### Short exercise
Reproduce the material in full, exactly as written.
— START —
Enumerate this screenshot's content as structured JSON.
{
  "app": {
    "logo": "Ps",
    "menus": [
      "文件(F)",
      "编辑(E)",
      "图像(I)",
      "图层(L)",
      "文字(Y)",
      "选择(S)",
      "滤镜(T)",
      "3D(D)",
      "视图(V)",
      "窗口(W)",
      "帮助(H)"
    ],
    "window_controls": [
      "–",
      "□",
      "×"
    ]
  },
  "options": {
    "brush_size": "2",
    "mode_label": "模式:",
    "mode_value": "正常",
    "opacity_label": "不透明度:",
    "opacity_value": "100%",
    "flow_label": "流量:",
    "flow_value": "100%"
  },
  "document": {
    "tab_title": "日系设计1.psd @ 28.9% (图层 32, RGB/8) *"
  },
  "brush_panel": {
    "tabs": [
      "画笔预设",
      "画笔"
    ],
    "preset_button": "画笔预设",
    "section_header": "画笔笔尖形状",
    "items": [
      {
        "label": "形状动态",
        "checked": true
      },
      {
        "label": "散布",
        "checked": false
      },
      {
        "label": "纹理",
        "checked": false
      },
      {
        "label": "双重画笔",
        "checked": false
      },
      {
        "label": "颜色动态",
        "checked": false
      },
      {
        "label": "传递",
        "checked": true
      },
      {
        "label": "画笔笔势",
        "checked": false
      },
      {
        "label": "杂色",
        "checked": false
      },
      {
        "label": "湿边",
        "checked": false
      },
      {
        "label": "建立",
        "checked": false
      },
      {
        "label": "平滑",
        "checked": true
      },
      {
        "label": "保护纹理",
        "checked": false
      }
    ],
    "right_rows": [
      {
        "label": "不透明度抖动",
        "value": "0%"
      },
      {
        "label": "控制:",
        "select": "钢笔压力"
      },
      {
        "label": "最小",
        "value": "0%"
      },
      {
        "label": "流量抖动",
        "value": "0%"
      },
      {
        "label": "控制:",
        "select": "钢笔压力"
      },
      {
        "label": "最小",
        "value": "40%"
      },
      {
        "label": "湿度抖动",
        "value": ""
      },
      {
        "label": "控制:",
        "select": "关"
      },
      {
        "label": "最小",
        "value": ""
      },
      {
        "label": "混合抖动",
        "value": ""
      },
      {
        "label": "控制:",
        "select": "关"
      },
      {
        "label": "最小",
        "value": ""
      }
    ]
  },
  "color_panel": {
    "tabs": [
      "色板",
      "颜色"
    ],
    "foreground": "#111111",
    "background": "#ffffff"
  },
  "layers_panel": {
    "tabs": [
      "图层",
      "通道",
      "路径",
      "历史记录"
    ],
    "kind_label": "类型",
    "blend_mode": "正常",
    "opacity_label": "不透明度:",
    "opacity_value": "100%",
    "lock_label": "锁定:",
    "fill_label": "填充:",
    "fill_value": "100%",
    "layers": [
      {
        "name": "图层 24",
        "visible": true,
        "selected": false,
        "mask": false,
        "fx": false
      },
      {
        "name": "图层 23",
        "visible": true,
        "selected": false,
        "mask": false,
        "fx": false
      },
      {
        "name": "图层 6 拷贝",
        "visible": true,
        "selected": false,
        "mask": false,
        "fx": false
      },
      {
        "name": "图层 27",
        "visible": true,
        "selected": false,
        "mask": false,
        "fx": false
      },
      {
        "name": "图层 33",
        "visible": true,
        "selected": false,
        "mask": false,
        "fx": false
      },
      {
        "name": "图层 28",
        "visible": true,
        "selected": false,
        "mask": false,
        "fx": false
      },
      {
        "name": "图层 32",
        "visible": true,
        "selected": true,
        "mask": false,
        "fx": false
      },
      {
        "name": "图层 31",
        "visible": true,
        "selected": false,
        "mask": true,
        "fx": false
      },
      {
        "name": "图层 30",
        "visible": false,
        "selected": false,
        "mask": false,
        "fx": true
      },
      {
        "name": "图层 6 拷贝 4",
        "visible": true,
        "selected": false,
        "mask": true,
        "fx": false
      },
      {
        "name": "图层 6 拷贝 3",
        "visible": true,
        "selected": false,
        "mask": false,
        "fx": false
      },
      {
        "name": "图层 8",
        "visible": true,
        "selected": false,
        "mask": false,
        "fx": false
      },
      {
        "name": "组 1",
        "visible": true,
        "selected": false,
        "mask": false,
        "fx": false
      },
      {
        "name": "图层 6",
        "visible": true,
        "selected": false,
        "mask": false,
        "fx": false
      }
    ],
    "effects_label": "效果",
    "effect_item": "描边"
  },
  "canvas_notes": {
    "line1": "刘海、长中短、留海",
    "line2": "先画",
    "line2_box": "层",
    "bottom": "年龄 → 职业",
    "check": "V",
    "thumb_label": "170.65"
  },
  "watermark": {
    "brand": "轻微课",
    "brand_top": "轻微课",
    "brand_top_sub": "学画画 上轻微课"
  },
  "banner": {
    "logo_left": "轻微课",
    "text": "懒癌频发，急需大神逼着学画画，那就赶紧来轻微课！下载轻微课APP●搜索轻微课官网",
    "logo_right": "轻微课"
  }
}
— END —
### Task solution
Enumerate this screenshot's content as structured JSON.
{
  "app": {
    "logo": "Ps",
    "menus": [
      "文件(F)",
      "编辑(E)",
      "图像(I)",
      "图层(L)",
      "文字(Y)",
      "选择(S)",
      "滤镜(T)",
      "3D(D)",
      "视图(V)",
      "窗口(W)",
      "帮助(H)"
    ],
    "window_controls": [
      "–",
      "□",
      "×"
    ]
  },
  "options": {
    "brush_size": "2",
    "mode_label": "模式:",
    "mode_value": "正常",
    "opacity_label": "不透明度:",
    "opacity_value": "100%",
    "flow_label": "流量:",
    "flow_value": "100%"
  },
  "document": {
    "tab_title": "日系设计1.psd @ 28.9% (图层 32, RGB/8) *"
  },
  "brush_panel": {
    "tabs": [
      "画笔预设",
      "画笔"
    ],
    "preset_button": "画笔预设",
    "section_header": "画笔笔尖形状",
    "items": [
      {
        "label": "形状动态",
        "checked": true
      },
      {
        "label": "散布",
        "checked": false
      },
      {
        "label": "纹理",
        "checked": false
      },
      {
        "label": "双重画笔",
        "checked": false
      },
      {
        "label": "颜色动态",
        "checked": false
      },
      {
        "label": "传递",
        "checked": true
      },
      {
        "label": "画笔笔势",
        "checked": false
      },
      {
        "label": "杂色",
        "checked": false
      },
      {
        "label": "湿边",
        "checked": false
      },
      {
        "label": "建立",
        "checked": false
      },
      {
        "label": "平滑",
        "checked": true
      },
      {
        "label": "保护纹理",
        "checked": false
      }
    ],
    "right_rows": [
      {
        "label": "不透明度抖动",
        "value": "0%"
      },
      {
        "label": "控制:",
        "select": "钢笔压力"
      },
      {
        "label": "最小",
        "value": "0%"
      },
      {
        "label": "流量抖动",
        "value": "0%"
      },
      {
        "label": "控制:",
        "select": "钢笔压力"
      },
      {
        "label": "最小",
        "value": "40%"
      },
      {
        "label": "湿度抖动",
        "value": ""
      },
      {
        "label": "控制:",
        "select": "关"
      },
      {
        "label": "最小",
        "value": ""
      },
      {
        "label": "混合抖动",
        "value": ""
      },
      {
        "label": "控制:",
        "select": "关"
      },
      {
        "label": "最小",
        "value": ""
      }
    ]
  },
  "color_panel": {
    "tabs": [
      "色板",
      "颜色"
    ],
    "foreground": "#111111",
    "background": "#ffffff"
  },
  "layers_panel": {
    "tabs": [
      "图层",
      "通道",
      "路径",
      "历史记录"
    ],
    "kind_label": "类型",
    "blend_mode": "正常",
    "opacity_label": "不透明度:",
    "opacity_value": "100%",
    "lock_label": "锁定:",
    "fill_label": "填充:",
    "fill_value": "100%",
    "layers": [
      {
        "name": "图层 24",
        "visible": true,
        "selected": false,
        "mask": false,
        "fx": false
      },
      {
        "name": "图层 23",
        "visible": true,
        "selected": false,
        "mask": false,
        "fx": false
      },
      {
        "name": "图层 6 拷贝",
        "visible": true,
        "selected": false,
        "mask": false,
        "fx": false
      },
      {
        "name": "图层 27",
        "visible": true,
        "selected": false,
        "mask": false,
        "fx": false
      },
      {
        "name": "图层 33",
        "visible": true,
        "selected": false,
        "mask": false,
        "fx": false
      },
      {
        "name": "图层 28",
        "visible": true,
        "selected": false,
        "mask": false,
        "fx": false
      },
      {
        "name": "图层 32",
        "visible": true,
        "selected": true,
        "mask": false,
        "fx": false
      },
      {
        "name": "图层 31",
        "visible": true,
        "selected": false,
        "mask": true,
        "fx": false
      },
      {
        "name": "图层 30",
        "visible": false,
        "selected": false,
        "mask": false,
        "fx": true
      },
      {
        "name": "图层 6 拷贝 4",
        "visible": true,
        "selected": false,
        "mask": true,
        "fx": false
      },
      {
        "name": "图层 6 拷贝 3",
        "visible": true,
        "selected": false,
        "mask": false,
        "fx": false
      },
      {
        "name": "图层 8",
        "visible": true,
        "selected": false,
        "mask": false,
        "fx": false
      },
      {
        "name": "组 1",
        "visible": true,
        "selected": false,
        "mask": false,
        "fx": false
      },
      {
        "name": "图层 6",
        "visible": true,
        "selected": false,
        "mask": false,
        "fx": false
      }
    ],
    "effects_label": "效果",
    "effect_item": "描边"
  },
  "canvas_notes": {
    "line1": "刘海、长中短、留海",
    "line2": "先画",
    "line2_box": "层",
    "bottom": "年龄 → 职业",
    "check": "V",
    "thumb_label": "170.65"
  },
  "watermark": {
    "brand": "轻微课",
    "brand_top": "轻微课",
    "brand_top_sub": "学画画 上轻微课"
  },
  "banner": {
    "logo_left": "轻微课",
    "text": "懒癌频发，急需大神逼着学画画，那就赶紧来轻微课！下载轻微课APP●搜索轻微课官网",
    "logo_right": "轻微课"
  }
}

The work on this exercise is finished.